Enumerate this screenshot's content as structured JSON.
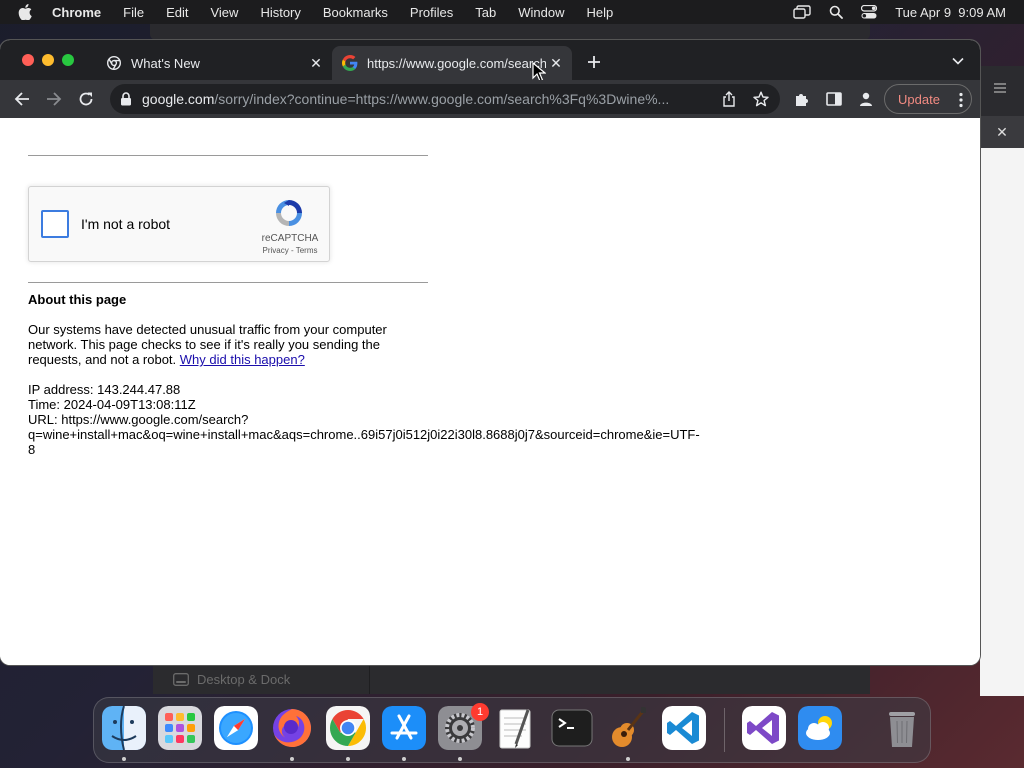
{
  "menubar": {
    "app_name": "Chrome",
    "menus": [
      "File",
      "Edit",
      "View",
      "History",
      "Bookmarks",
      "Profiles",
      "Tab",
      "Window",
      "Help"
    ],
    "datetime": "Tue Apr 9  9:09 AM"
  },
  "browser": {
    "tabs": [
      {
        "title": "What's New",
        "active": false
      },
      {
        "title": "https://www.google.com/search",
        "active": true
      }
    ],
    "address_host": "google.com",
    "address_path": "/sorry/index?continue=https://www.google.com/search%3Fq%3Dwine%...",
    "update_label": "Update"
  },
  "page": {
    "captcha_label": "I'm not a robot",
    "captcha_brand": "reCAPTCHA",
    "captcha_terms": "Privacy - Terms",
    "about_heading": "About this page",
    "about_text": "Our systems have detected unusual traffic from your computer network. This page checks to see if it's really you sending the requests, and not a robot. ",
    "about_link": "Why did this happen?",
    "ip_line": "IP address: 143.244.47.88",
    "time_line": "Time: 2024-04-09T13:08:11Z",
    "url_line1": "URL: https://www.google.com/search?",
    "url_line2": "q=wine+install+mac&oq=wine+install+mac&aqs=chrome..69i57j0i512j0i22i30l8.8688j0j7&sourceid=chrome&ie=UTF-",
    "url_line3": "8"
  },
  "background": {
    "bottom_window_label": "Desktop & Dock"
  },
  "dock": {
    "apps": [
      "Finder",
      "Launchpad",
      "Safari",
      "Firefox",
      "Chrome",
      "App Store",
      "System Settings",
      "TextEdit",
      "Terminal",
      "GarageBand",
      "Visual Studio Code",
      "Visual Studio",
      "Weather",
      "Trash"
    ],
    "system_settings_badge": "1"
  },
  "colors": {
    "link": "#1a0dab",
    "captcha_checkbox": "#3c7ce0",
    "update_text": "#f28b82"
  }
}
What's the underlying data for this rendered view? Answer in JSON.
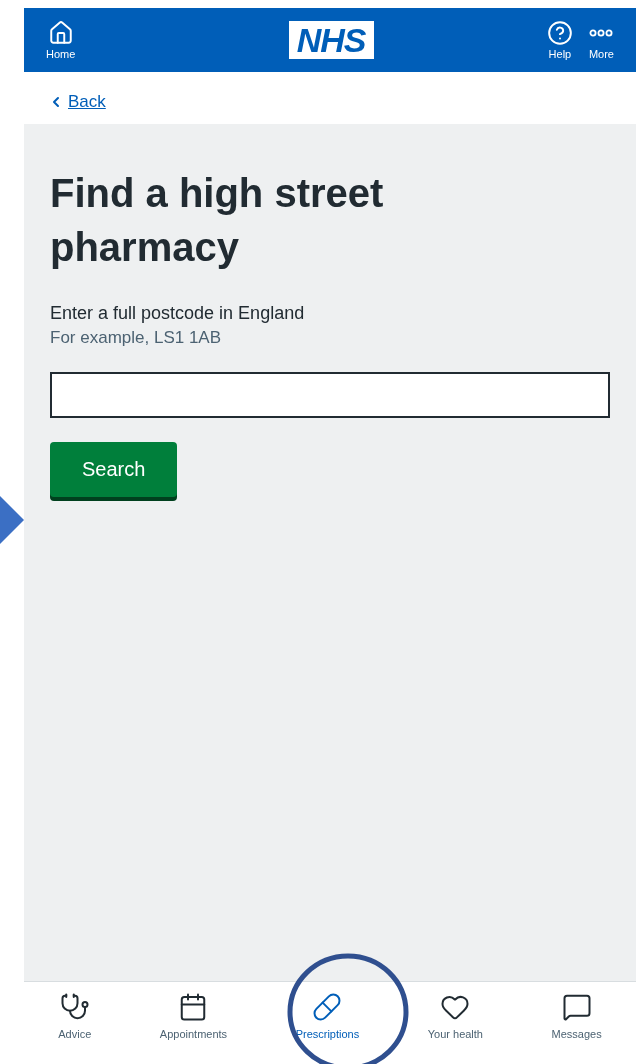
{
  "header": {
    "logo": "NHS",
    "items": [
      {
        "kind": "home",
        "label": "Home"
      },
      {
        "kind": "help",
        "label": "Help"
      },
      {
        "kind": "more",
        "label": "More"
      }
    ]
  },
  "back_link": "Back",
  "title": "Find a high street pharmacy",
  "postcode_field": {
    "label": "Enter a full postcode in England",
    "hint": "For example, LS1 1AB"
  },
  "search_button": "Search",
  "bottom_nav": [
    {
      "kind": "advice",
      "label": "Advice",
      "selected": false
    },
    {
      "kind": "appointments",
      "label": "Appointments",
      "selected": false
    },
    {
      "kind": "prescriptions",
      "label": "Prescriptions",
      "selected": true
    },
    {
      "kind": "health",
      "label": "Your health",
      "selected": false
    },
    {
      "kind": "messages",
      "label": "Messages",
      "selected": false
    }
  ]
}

==================================================

Objective> Every record is to be reproduced exactly, with no pictures included.

Output of the exercise>
Enumerate this screenshot's content as structured JSON.
{
  "menubar": {
    "app_name": "Chrome",
    "menus": [
      "File",
      "Edit",
      "View",
      "History",
      "Bookmarks",
      "Profiles",
      "Tab",
      "Window",
      "Help"
    ],
    "datetime": "Tue Apr 9  9:09 AM"
  },
  "browser": {
    "tabs": [
      {
        "title": "What's New",
        "active": false
      },
      {
        "title": "https://www.google.com/search",
        "active": true
      }
    ],
    "address_host": "google.com",
    "address_path": "/sorry/index?continue=https://www.google.com/search%3Fq%3Dwine%...",
    "update_label": "Update"
  },
  "page": {
    "captcha_label": "I'm not a robot",
    "captcha_brand": "reCAPTCHA",
    "captcha_terms": "Privacy - Terms",
    "about_heading": "About this page",
    "about_text": "Our systems have detected unusual traffic from your computer network. This page checks to see if it's really you sending the requests, and not a robot. ",
    "about_link": "Why did this happen?",
    "ip_line": "IP address: 143.244.47.88",
    "time_line": "Time: 2024-04-09T13:08:11Z",
    "url_line1": "URL: https://www.google.com/search?",
    "url_line2": "q=wine+install+mac&oq=wine+install+mac&aqs=chrome..69i57j0i512j0i22i30l8.8688j0j7&sourceid=chrome&ie=UTF-",
    "url_line3": "8"
  },
  "background": {
    "bottom_window_label": "Desktop & Dock"
  },
  "dock": {
    "apps": [
      "Finder",
      "Launchpad",
      "Safari",
      "Firefox",
      "Chrome",
      "App Store",
      "System Settings",
      "TextEdit",
      "Terminal",
      "GarageBand",
      "Visual Studio Code",
      "Visual Studio",
      "Weather",
      "Trash"
    ],
    "system_settings_badge": "1"
  },
  "colors": {
    "link": "#1a0dab",
    "captcha_checkbox": "#3c7ce0",
    "update_text": "#f28b82"
  }
}
What's the underlying data for this rendered view? Answer in JSON.
{
  "header": {
    "logo": "NHS",
    "items": [
      {
        "kind": "home",
        "label": "Home"
      },
      {
        "kind": "help",
        "label": "Help"
      },
      {
        "kind": "more",
        "label": "More"
      }
    ]
  },
  "back_link": "Back",
  "title": "Find a high street pharmacy",
  "postcode_field": {
    "label": "Enter a full postcode in England",
    "hint": "For example, LS1 1AB"
  },
  "search_button": "Search",
  "bottom_nav": [
    {
      "kind": "advice",
      "label": "Advice",
      "selected": false
    },
    {
      "kind": "appointments",
      "label": "Appointments",
      "selected": false
    },
    {
      "kind": "prescriptions",
      "label": "Prescriptions",
      "selected": true
    },
    {
      "kind": "health",
      "label": "Your health",
      "selected": false
    },
    {
      "kind": "messages",
      "label": "Messages",
      "selected": false
    }
  ]
}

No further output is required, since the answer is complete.